### BRIEF
Lift every line from the entries that includes the word "this".

### MATERIAL SUPPLIED

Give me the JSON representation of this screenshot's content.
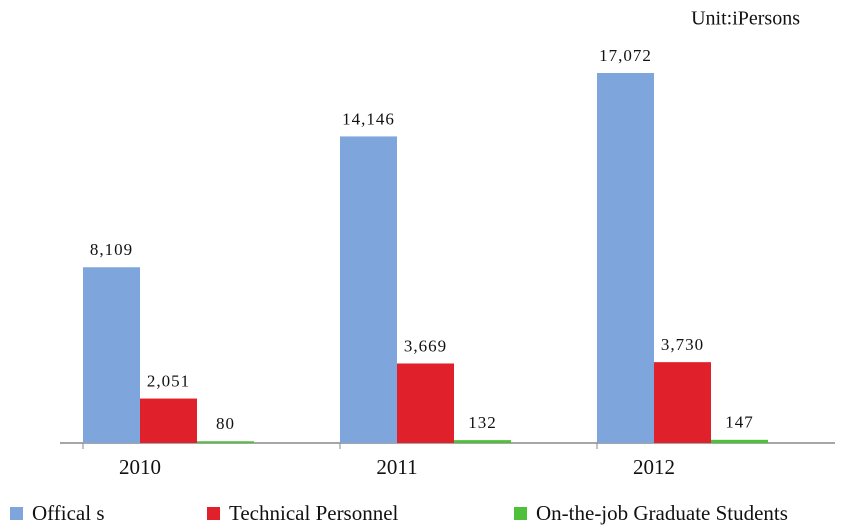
{
  "chart_data": {
    "type": "bar",
    "annotation": "Unit:iPersons",
    "categories": [
      "2010",
      "2011",
      "2012"
    ],
    "series": [
      {
        "name": "Offical s",
        "color": "#7ea6dc",
        "values": [
          8109,
          14146,
          17072
        ],
        "value_labels": [
          "8,109",
          "14,146",
          "17,072"
        ]
      },
      {
        "name": "Technical Personnel",
        "color": "#e0202a",
        "values": [
          2051,
          3669,
          3730
        ],
        "value_labels": [
          "2,051",
          "3,669",
          "3,730"
        ]
      },
      {
        "name": "On-the-job Graduate Students",
        "color": "#4fc03a",
        "values": [
          80,
          132,
          147
        ],
        "value_labels": [
          "80",
          "132",
          "147"
        ]
      }
    ]
  }
}
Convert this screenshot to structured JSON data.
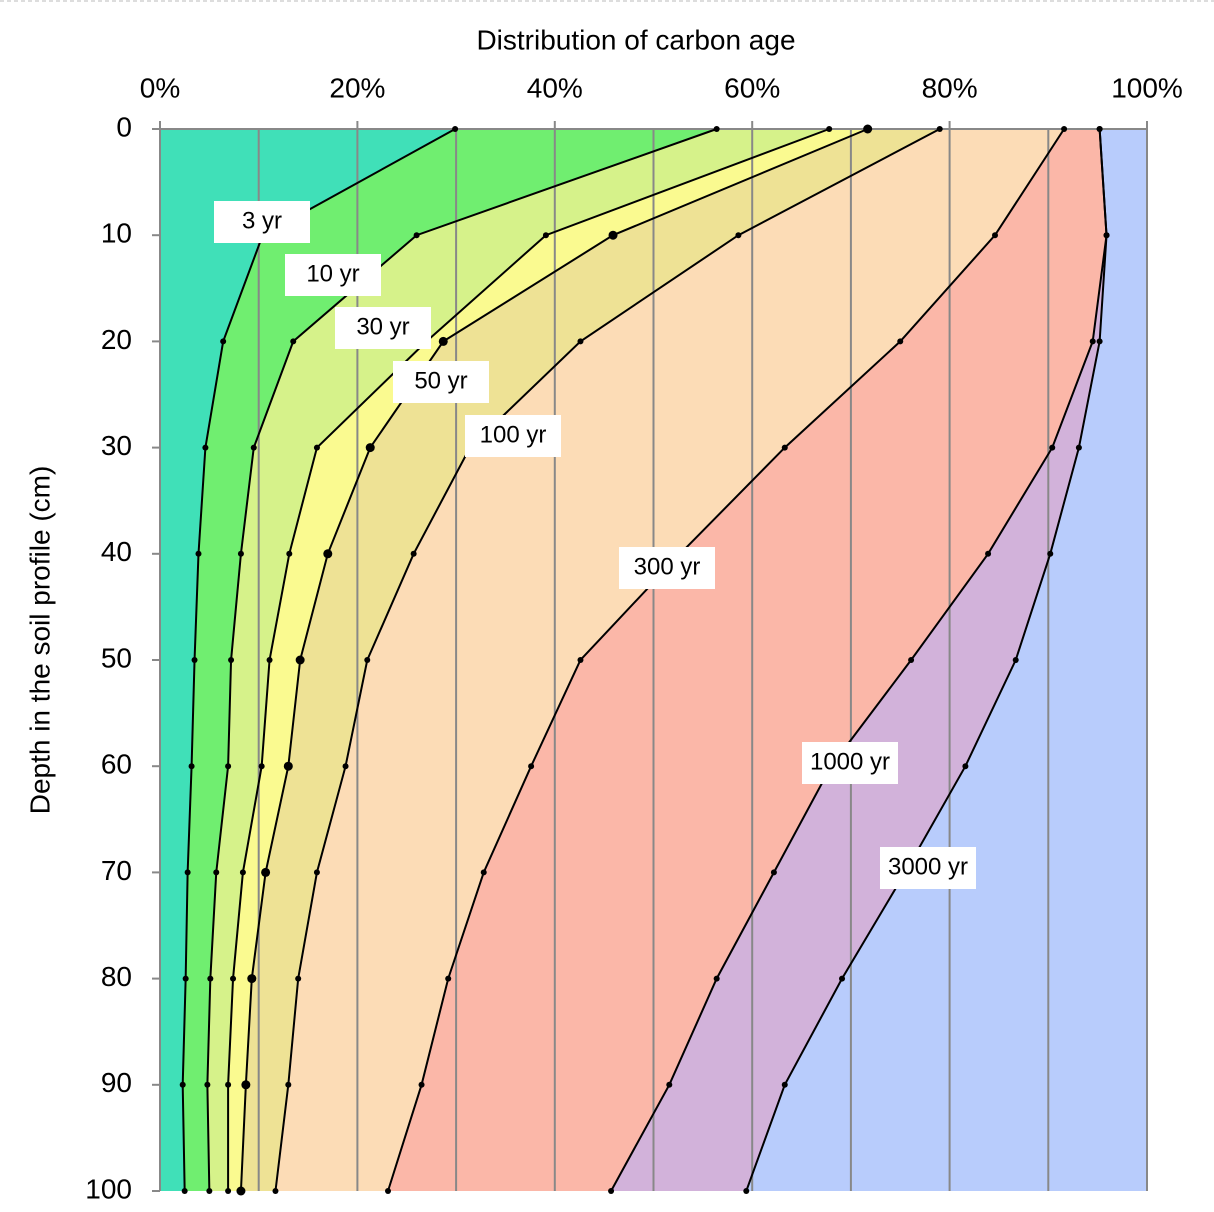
{
  "chart_data": {
    "type": "stacked-depth-lines",
    "title": "Distribution of carbon age",
    "y_label": "Depth in the soil profile (cm)",
    "x": [
      0,
      10,
      20,
      30,
      40,
      50,
      60,
      70,
      80,
      90,
      100
    ],
    "xlim": [
      0,
      100
    ],
    "xticks": [
      {
        "value": 0,
        "label": "0%"
      },
      {
        "value": 20,
        "label": "20%"
      },
      {
        "value": 40,
        "label": "40%"
      },
      {
        "value": 60,
        "label": "60%"
      },
      {
        "value": 80,
        "label": "80%"
      },
      {
        "value": 100,
        "label": "100%"
      }
    ],
    "grid_x": [
      0,
      10,
      20,
      30,
      40,
      50,
      60,
      70,
      80,
      90,
      100
    ],
    "ylim": [
      0,
      100
    ],
    "yticks": [
      0,
      10,
      20,
      30,
      40,
      50,
      60,
      70,
      80,
      90,
      100
    ],
    "y_inverted": true,
    "plot_background": "#b8ccfc",
    "series": [
      {
        "name": "3 yr",
        "color": "#40e0b8",
        "values": [
          29.9,
          10.4,
          6.4,
          4.6,
          3.9,
          3.5,
          3.2,
          2.8,
          2.6,
          2.3,
          2.5
        ]
      },
      {
        "name": "10 yr",
        "color": "#70ee70",
        "values": [
          56.4,
          26.0,
          13.5,
          9.5,
          8.2,
          7.2,
          6.9,
          5.7,
          5.1,
          4.8,
          5.0
        ]
      },
      {
        "name": "30 yr",
        "color": "#d6f28a",
        "values": [
          67.8,
          39.1,
          27.0,
          15.9,
          13.1,
          11.1,
          10.3,
          8.4,
          7.4,
          6.9,
          6.9
        ]
      },
      {
        "name": "50 yr",
        "color": "#fafa90",
        "values": [
          71.7,
          45.9,
          28.7,
          21.3,
          17.0,
          14.2,
          13.0,
          10.7,
          9.3,
          8.7,
          8.2
        ]
      },
      {
        "name": "100 yr",
        "color": "#eee295",
        "values": [
          79.0,
          58.6,
          42.6,
          31.4,
          25.7,
          21.0,
          18.8,
          15.9,
          14.0,
          13.0,
          11.7
        ]
      },
      {
        "name": "300 yr",
        "color": "#fcdcb6",
        "values": [
          91.6,
          84.6,
          75.0,
          63.3,
          52.7,
          42.6,
          37.6,
          32.8,
          29.2,
          26.5,
          23.1
        ]
      },
      {
        "name": "1000 yr",
        "color": "#fbb7a8",
        "values": [
          95.2,
          95.9,
          94.5,
          90.4,
          83.9,
          76.1,
          68.0,
          62.2,
          56.4,
          51.6,
          45.7
        ]
      },
      {
        "name": "3000 yr",
        "color": "#d2b2da",
        "values": [
          95.2,
          95.9,
          95.2,
          93.1,
          90.2,
          86.7,
          81.6,
          75.5,
          69.1,
          63.3,
          59.4
        ]
      }
    ]
  }
}
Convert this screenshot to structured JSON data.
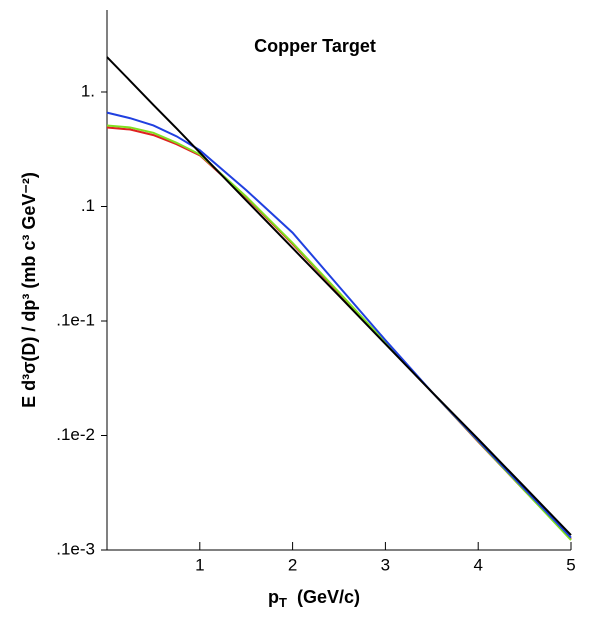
{
  "chart_data": {
    "type": "line",
    "title": "Copper Target",
    "x_label": {
      "base": "p",
      "sub": "T",
      "rest": "(GeV/c)"
    },
    "y_label": "E d³σ(D) / dp³  (mb c³ GeV⁻²)",
    "x": [
      0,
      0.25,
      0.5,
      0.75,
      1,
      1.5,
      2,
      2.5,
      3,
      3.5,
      4,
      4.5,
      5
    ],
    "series": [
      {
        "color": "#e02020",
        "values": [
          0.49,
          0.47,
          0.42,
          0.35,
          0.28,
          0.12,
          0.047,
          0.0175,
          0.0064,
          0.0024,
          0.00088,
          0.00033,
          0.000125
        ]
      },
      {
        "color": "#80e020",
        "values": [
          0.51,
          0.49,
          0.44,
          0.36,
          0.285,
          0.122,
          0.048,
          0.0178,
          0.0065,
          0.0024,
          0.00089,
          0.00033,
          0.000122
        ]
      },
      {
        "color": "#2040e0",
        "values": [
          0.66,
          0.59,
          0.51,
          0.41,
          0.31,
          0.139,
          0.059,
          0.02,
          0.0068,
          0.0024,
          0.0009,
          0.00034,
          0.000128
        ]
      },
      {
        "color": "#000000",
        "values": [
          2.02,
          1.25,
          0.77,
          0.48,
          0.296,
          0.113,
          0.0433,
          0.0166,
          0.0063,
          0.0024,
          0.00093,
          0.000355,
          0.000135
        ]
      }
    ],
    "xlim": [
      0,
      5
    ],
    "xticks": [
      1,
      2,
      3,
      4,
      5
    ],
    "ylim": [
      0.0001,
      5.2
    ],
    "log_y": true,
    "yticks": [
      {
        "value": 1,
        "label": "1."
      },
      {
        "value": 0.1,
        "label": ".1"
      },
      {
        "value": 0.01,
        "label": ".1e-1"
      },
      {
        "value": 0.001,
        "label": ".1e-2"
      },
      {
        "value": 0.0001,
        "label": ".1e-3"
      }
    ]
  }
}
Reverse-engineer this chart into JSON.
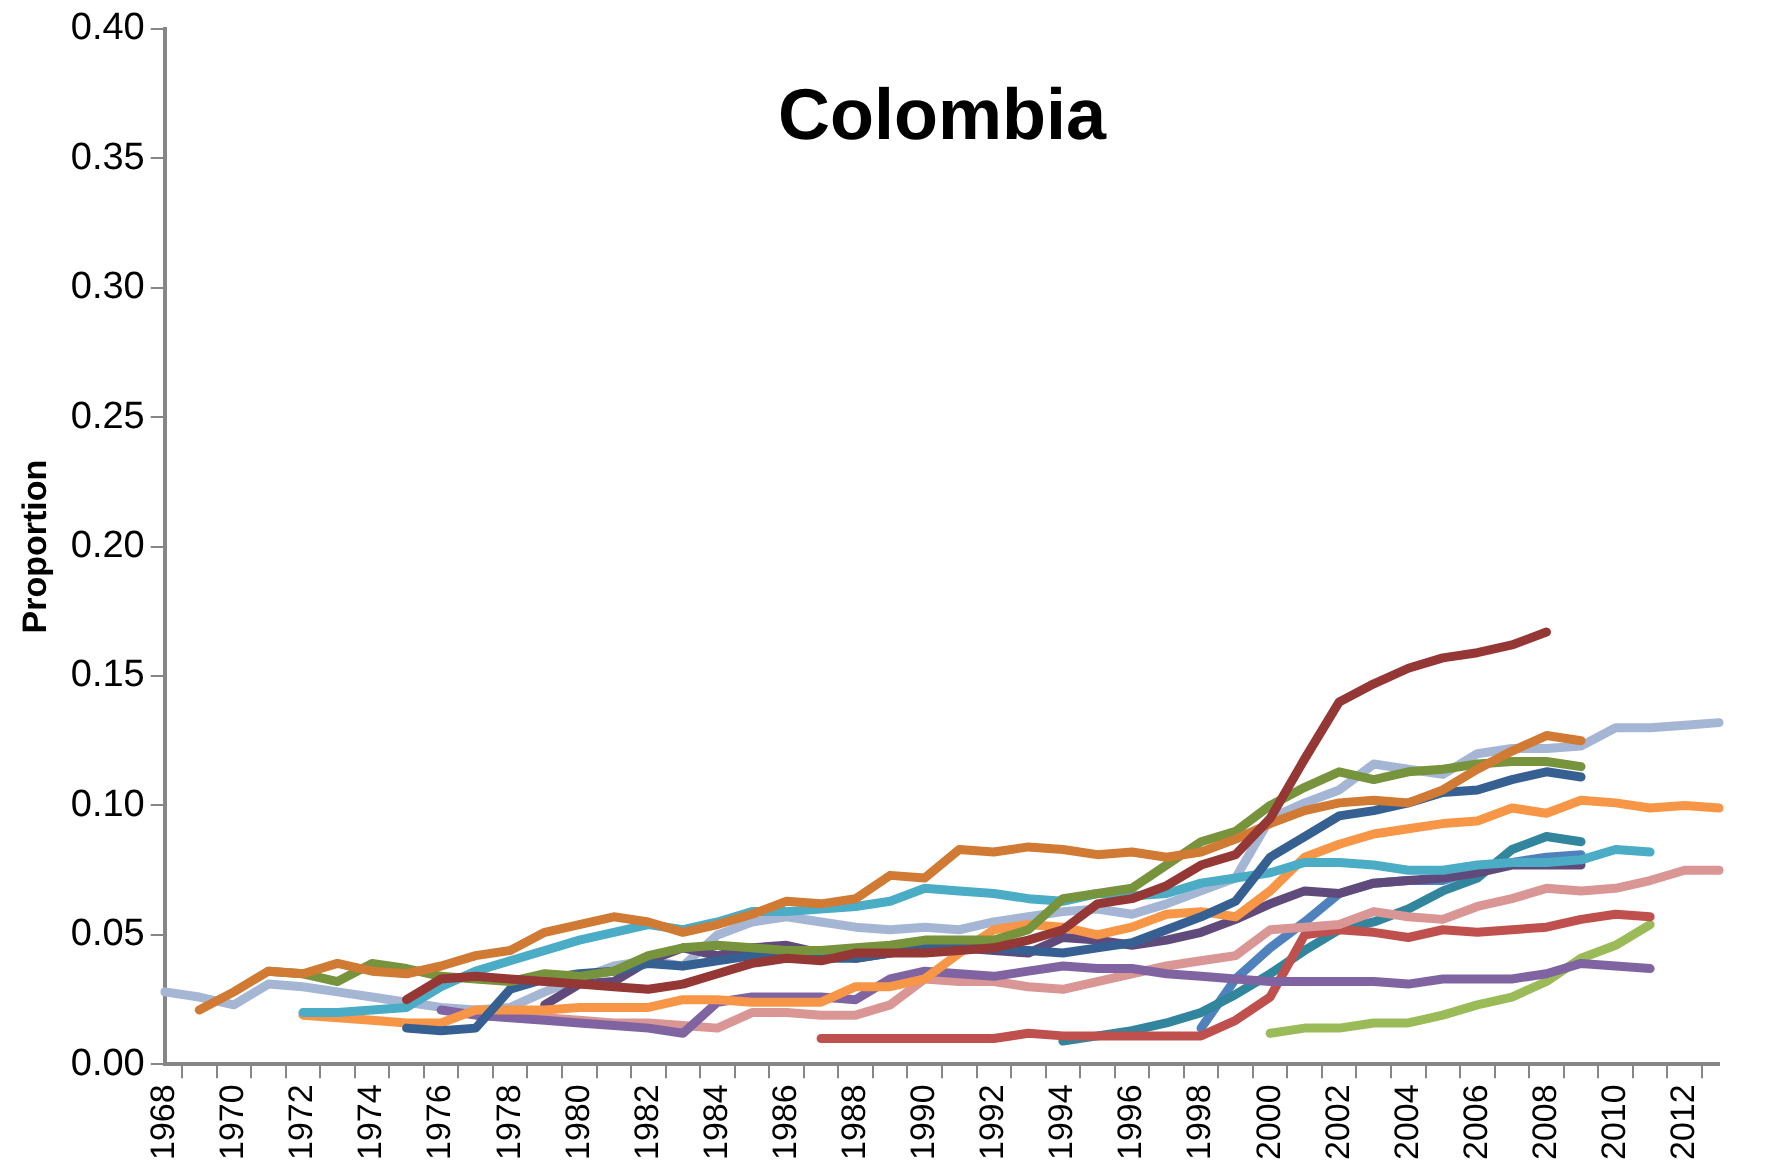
{
  "chart_data": {
    "type": "line",
    "title": "Colombia",
    "ylabel": "Proportion",
    "categories": [
      "1968",
      null,
      "1970",
      null,
      "1972",
      null,
      "1974",
      null,
      "1976",
      null,
      "1978",
      null,
      "1980",
      null,
      "1982",
      null,
      "1984",
      null,
      "1986",
      null,
      "1988",
      null,
      "1990",
      null,
      "1992",
      null,
      "1994",
      null,
      "1996",
      null,
      "1998",
      null,
      "2000",
      null,
      "2002",
      null,
      "2004",
      null,
      "2006",
      null,
      "2008",
      null,
      "2010",
      null,
      "2012",
      null
    ],
    "ylim": [
      0,
      0.4
    ],
    "yticks": [
      {
        "value": 0,
        "label": "0.00"
      },
      {
        "value": 0.05,
        "label": "0.05"
      },
      {
        "value": 0.1,
        "label": "0.10"
      },
      {
        "value": 0.15,
        "label": "0.15"
      },
      {
        "value": 0.2,
        "label": "0.20"
      },
      {
        "value": 0.25,
        "label": "0.25"
      },
      {
        "value": 0.3,
        "label": "0.30"
      },
      {
        "value": 0.35,
        "label": "0.35"
      },
      {
        "value": 0.4,
        "label": "0.40"
      }
    ],
    "series": [
      {
        "color": "#953735",
        "values": [
          null,
          null,
          null,
          null,
          null,
          null,
          null,
          0.025,
          0.033,
          0.034,
          0.033,
          0.032,
          0.031,
          0.03,
          0.029,
          0.031,
          0.035,
          0.039,
          0.041,
          0.04,
          0.043,
          0.043,
          0.043,
          0.044,
          0.045,
          0.048,
          0.052,
          0.062,
          0.064,
          0.069,
          0.077,
          0.081,
          0.095,
          0.118,
          0.14,
          0.147,
          0.153,
          0.157,
          0.159,
          0.162,
          0.167,
          null,
          null,
          null,
          null,
          null
        ]
      },
      {
        "color": "#D07A34",
        "values": [
          null,
          0.021,
          0.028,
          0.036,
          0.035,
          0.039,
          0.036,
          0.035,
          0.038,
          0.042,
          0.044,
          0.051,
          0.054,
          0.057,
          0.055,
          0.051,
          0.054,
          0.058,
          0.063,
          0.062,
          0.064,
          0.073,
          0.072,
          0.083,
          0.082,
          0.084,
          0.083,
          0.081,
          0.082,
          0.08,
          0.082,
          0.087,
          0.093,
          0.098,
          0.101,
          0.102,
          0.101,
          0.106,
          0.114,
          0.121,
          0.127,
          0.125,
          null,
          null,
          null,
          null
        ]
      },
      {
        "color": "#77933C",
        "values": [
          null,
          null,
          null,
          0.036,
          0.035,
          0.032,
          0.039,
          0.037,
          0.034,
          0.033,
          0.032,
          0.035,
          0.034,
          0.036,
          0.042,
          0.045,
          0.046,
          0.045,
          0.044,
          0.044,
          0.045,
          0.046,
          0.048,
          0.048,
          0.048,
          0.052,
          0.064,
          0.066,
          0.068,
          0.077,
          0.086,
          0.09,
          0.1,
          0.107,
          0.113,
          0.11,
          0.113,
          0.114,
          0.116,
          0.117,
          0.117,
          0.115,
          null,
          null,
          null,
          null
        ]
      },
      {
        "color": "#376092",
        "values": [
          null,
          null,
          null,
          null,
          null,
          null,
          null,
          0.014,
          0.013,
          0.014,
          0.029,
          0.033,
          0.035,
          0.036,
          0.039,
          0.038,
          0.04,
          0.042,
          0.042,
          0.041,
          0.041,
          0.043,
          0.045,
          0.045,
          0.045,
          0.044,
          0.043,
          0.045,
          0.047,
          0.052,
          0.057,
          0.063,
          0.08,
          0.088,
          0.096,
          0.098,
          0.101,
          0.105,
          0.106,
          0.11,
          0.113,
          0.111,
          null,
          null,
          null,
          null
        ]
      },
      {
        "color": "#4BACC6",
        "values": [
          null,
          null,
          null,
          null,
          0.02,
          0.02,
          0.021,
          0.022,
          0.03,
          0.036,
          0.04,
          0.044,
          0.048,
          0.051,
          0.054,
          0.052,
          0.055,
          0.059,
          0.059,
          0.06,
          0.061,
          0.063,
          0.068,
          0.067,
          0.066,
          0.064,
          0.063,
          0.066,
          0.065,
          0.066,
          0.07,
          0.072,
          0.074,
          0.078,
          0.078,
          0.077,
          0.075,
          0.075,
          0.077,
          0.078,
          0.078,
          0.079,
          0.083,
          0.082,
          null,
          null
        ]
      },
      {
        "color": "#F79646",
        "values": [
          null,
          null,
          null,
          null,
          0.019,
          0.018,
          0.017,
          0.016,
          0.016,
          0.021,
          0.021,
          0.021,
          0.022,
          0.022,
          0.022,
          0.025,
          0.025,
          0.024,
          0.024,
          0.024,
          0.03,
          0.03,
          0.033,
          0.043,
          0.052,
          0.054,
          0.053,
          0.05,
          0.053,
          0.058,
          0.059,
          0.057,
          0.067,
          0.08,
          0.085,
          0.089,
          0.091,
          0.093,
          0.094,
          0.099,
          0.097,
          0.102,
          0.101,
          0.099,
          0.1,
          0.099
        ]
      },
      {
        "color": "#604A7B",
        "values": [
          null,
          null,
          null,
          null,
          null,
          null,
          null,
          null,
          null,
          null,
          null,
          0.023,
          0.031,
          0.032,
          0.04,
          0.045,
          0.042,
          0.045,
          0.046,
          0.043,
          0.041,
          0.043,
          0.046,
          0.045,
          0.044,
          0.043,
          0.049,
          0.048,
          0.046,
          0.048,
          0.051,
          0.056,
          0.062,
          0.067,
          0.066,
          0.07,
          0.071,
          0.072,
          0.074,
          0.077,
          0.077,
          0.077,
          null,
          null,
          null,
          null
        ]
      },
      {
        "color": "#8064A2",
        "values": [
          null,
          null,
          null,
          null,
          null,
          null,
          null,
          null,
          0.021,
          0.019,
          0.018,
          0.017,
          0.016,
          0.015,
          0.014,
          0.012,
          0.024,
          0.026,
          0.026,
          0.026,
          0.025,
          0.033,
          0.036,
          0.035,
          0.034,
          0.036,
          0.038,
          0.037,
          0.037,
          0.035,
          0.034,
          0.033,
          0.032,
          0.032,
          0.032,
          0.032,
          0.031,
          0.033,
          0.033,
          0.033,
          0.035,
          0.039,
          0.038,
          0.037,
          null,
          null
        ]
      },
      {
        "color": "#D99694",
        "values": [
          null,
          null,
          null,
          null,
          null,
          null,
          null,
          null,
          null,
          0.02,
          0.019,
          0.018,
          0.017,
          0.016,
          0.016,
          0.015,
          0.014,
          0.02,
          0.02,
          0.019,
          0.019,
          0.023,
          0.033,
          0.032,
          0.032,
          0.03,
          0.029,
          0.032,
          0.035,
          0.038,
          0.04,
          0.042,
          0.052,
          0.053,
          0.054,
          0.059,
          0.057,
          0.056,
          0.061,
          0.064,
          0.068,
          0.067,
          0.068,
          0.071,
          0.075,
          0.075
        ]
      },
      {
        "color": "#C0504D",
        "values": [
          null,
          null,
          null,
          null,
          null,
          null,
          null,
          null,
          null,
          null,
          null,
          null,
          null,
          null,
          null,
          null,
          null,
          null,
          null,
          0.01,
          0.01,
          0.01,
          0.01,
          0.01,
          0.01,
          0.012,
          0.011,
          0.011,
          0.011,
          0.011,
          0.011,
          0.017,
          0.026,
          0.05,
          0.052,
          0.051,
          0.049,
          0.052,
          0.051,
          0.052,
          0.053,
          0.056,
          0.058,
          0.057,
          null,
          null
        ]
      },
      {
        "color": "#31859C",
        "values": [
          null,
          null,
          null,
          null,
          null,
          null,
          null,
          null,
          null,
          null,
          null,
          null,
          null,
          null,
          null,
          null,
          null,
          null,
          null,
          null,
          null,
          null,
          null,
          null,
          null,
          null,
          0.009,
          0.011,
          0.013,
          0.016,
          0.02,
          0.027,
          0.035,
          0.044,
          0.052,
          0.055,
          0.06,
          0.067,
          0.072,
          0.083,
          0.088,
          0.086,
          null,
          null,
          null,
          null
        ]
      },
      {
        "color": "#4F81BD",
        "values": [
          null,
          null,
          null,
          null,
          null,
          null,
          null,
          null,
          null,
          null,
          null,
          null,
          null,
          null,
          null,
          null,
          null,
          null,
          null,
          null,
          null,
          null,
          null,
          null,
          null,
          null,
          null,
          null,
          null,
          null,
          0.014,
          0.033,
          0.045,
          0.055,
          0.066,
          0.07,
          0.071,
          0.071,
          0.075,
          0.078,
          0.08,
          0.081,
          null,
          null,
          null,
          null
        ]
      },
      {
        "color": "#9BBB59",
        "values": [
          null,
          null,
          null,
          null,
          null,
          null,
          null,
          null,
          null,
          null,
          null,
          null,
          null,
          null,
          null,
          null,
          null,
          null,
          null,
          null,
          null,
          null,
          null,
          null,
          null,
          null,
          null,
          null,
          null,
          null,
          null,
          null,
          0.012,
          0.014,
          0.014,
          0.016,
          0.016,
          0.019,
          0.023,
          0.026,
          0.032,
          0.041,
          0.046,
          0.054,
          null,
          null
        ]
      },
      {
        "color": "#A5B6D4",
        "values": [
          0.028,
          0.026,
          0.023,
          0.031,
          0.03,
          0.028,
          0.026,
          0.024,
          0.022,
          0.021,
          0.022,
          0.028,
          0.033,
          0.038,
          0.04,
          0.038,
          0.05,
          0.055,
          0.057,
          0.055,
          0.053,
          0.052,
          0.053,
          0.052,
          0.055,
          0.057,
          0.059,
          0.06,
          0.058,
          0.062,
          0.067,
          0.072,
          0.095,
          0.101,
          0.106,
          0.116,
          0.114,
          0.112,
          0.12,
          0.122,
          0.122,
          0.123,
          0.13,
          0.13,
          0.131,
          0.132
        ]
      }
    ]
  }
}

### CORRECT RESULT
Give me the JSON representation of this screenshot's content.
Convert this screenshot to structured JSON data.
Convert this screenshot to structured JSON data.
Reverse-engineer this chart into JSON.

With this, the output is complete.